**Brief**
Reproduce every entry in the listing without alteration.

**Available data**
##########
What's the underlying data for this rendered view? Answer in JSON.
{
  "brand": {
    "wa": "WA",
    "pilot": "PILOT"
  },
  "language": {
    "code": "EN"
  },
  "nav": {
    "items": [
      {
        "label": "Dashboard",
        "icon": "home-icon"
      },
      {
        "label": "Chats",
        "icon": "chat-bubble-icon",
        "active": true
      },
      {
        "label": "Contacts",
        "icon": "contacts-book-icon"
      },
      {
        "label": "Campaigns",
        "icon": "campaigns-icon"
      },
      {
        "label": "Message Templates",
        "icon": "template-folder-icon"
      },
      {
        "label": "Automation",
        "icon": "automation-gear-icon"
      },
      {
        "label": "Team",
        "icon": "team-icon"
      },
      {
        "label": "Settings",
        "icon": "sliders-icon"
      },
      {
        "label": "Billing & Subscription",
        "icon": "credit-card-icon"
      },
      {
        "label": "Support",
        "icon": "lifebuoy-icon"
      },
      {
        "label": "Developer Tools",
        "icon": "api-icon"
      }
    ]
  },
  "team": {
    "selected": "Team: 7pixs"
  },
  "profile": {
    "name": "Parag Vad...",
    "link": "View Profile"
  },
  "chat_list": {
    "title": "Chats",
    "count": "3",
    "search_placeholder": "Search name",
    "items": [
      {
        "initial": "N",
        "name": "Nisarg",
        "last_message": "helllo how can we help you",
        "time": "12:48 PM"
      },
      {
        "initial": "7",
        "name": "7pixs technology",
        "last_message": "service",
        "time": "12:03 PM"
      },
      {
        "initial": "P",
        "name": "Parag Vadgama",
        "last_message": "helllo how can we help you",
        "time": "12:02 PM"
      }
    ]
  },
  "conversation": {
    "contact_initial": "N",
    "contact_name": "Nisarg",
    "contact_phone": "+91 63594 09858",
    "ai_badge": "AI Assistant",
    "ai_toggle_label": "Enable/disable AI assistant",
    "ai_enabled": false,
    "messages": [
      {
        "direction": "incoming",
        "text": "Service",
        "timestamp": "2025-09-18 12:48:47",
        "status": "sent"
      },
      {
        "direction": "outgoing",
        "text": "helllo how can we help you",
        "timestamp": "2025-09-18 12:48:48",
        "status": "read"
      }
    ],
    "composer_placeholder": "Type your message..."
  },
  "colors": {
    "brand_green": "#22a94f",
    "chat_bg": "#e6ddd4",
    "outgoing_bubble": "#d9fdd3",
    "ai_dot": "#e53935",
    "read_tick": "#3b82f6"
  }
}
##########
**Solution to this problem**
What's the underlying data for this rendered view? Answer in JSON.
{
  "brand": {
    "wa": "WA",
    "pilot": "PILOT"
  },
  "language": {
    "code": "EN"
  },
  "nav": {
    "items": [
      {
        "label": "Dashboard",
        "icon": "home-icon"
      },
      {
        "label": "Chats",
        "icon": "chat-bubble-icon",
        "active": true
      },
      {
        "label": "Contacts",
        "icon": "contacts-book-icon"
      },
      {
        "label": "Campaigns",
        "icon": "campaigns-icon"
      },
      {
        "label": "Message Templates",
        "icon": "template-folder-icon"
      },
      {
        "label": "Automation",
        "icon": "automation-gear-icon"
      },
      {
        "label": "Team",
        "icon": "team-icon"
      },
      {
        "label": "Settings",
        "icon": "sliders-icon"
      },
      {
        "label": "Billing & Subscription",
        "icon": "credit-card-icon"
      },
      {
        "label": "Support",
        "icon": "lifebuoy-icon"
      },
      {
        "label": "Developer Tools",
        "icon": "api-icon"
      }
    ]
  },
  "team": {
    "selected": "Team: 7pixs"
  },
  "profile": {
    "name": "Parag Vad...",
    "link": "View Profile"
  },
  "chat_list": {
    "title": "Chats",
    "count": "3",
    "search_placeholder": "Search name",
    "items": [
      {
        "initial": "N",
        "name": "Nisarg",
        "last_message": "helllo how can we help you",
        "time": "12:48 PM"
      },
      {
        "initial": "7",
        "name": "7pixs technology",
        "last_message": "service",
        "time": "12:03 PM"
      },
      {
        "initial": "P",
        "name": "Parag Vadgama",
        "last_message": "helllo how can we help you",
        "time": "12:02 PM"
      }
    ]
  },
  "conversation": {
    "contact_initial": "N",
    "contact_name": "Nisarg",
    "contact_phone": "+91 63594 09858",
    "ai_badge": "AI Assistant",
    "ai_toggle_label": "Enable/disable AI assistant",
    "ai_enabled": false,
    "messages": [
      {
        "direction": "incoming",
        "text": "Service",
        "timestamp": "2025-09-18 12:48:47",
        "status": "sent"
      },
      {
        "direction": "outgoing",
        "text": "helllo how can we help you",
        "timestamp": "2025-09-18 12:48:48",
        "status": "read"
      }
    ],
    "composer_placeholder": "Type your message..."
  },
  "colors": {
    "brand_green": "#22a94f",
    "chat_bg": "#e6ddd4",
    "outgoing_bubble": "#d9fdd3",
    "ai_dot": "#e53935",
    "read_tick": "#3b82f6"
  }
}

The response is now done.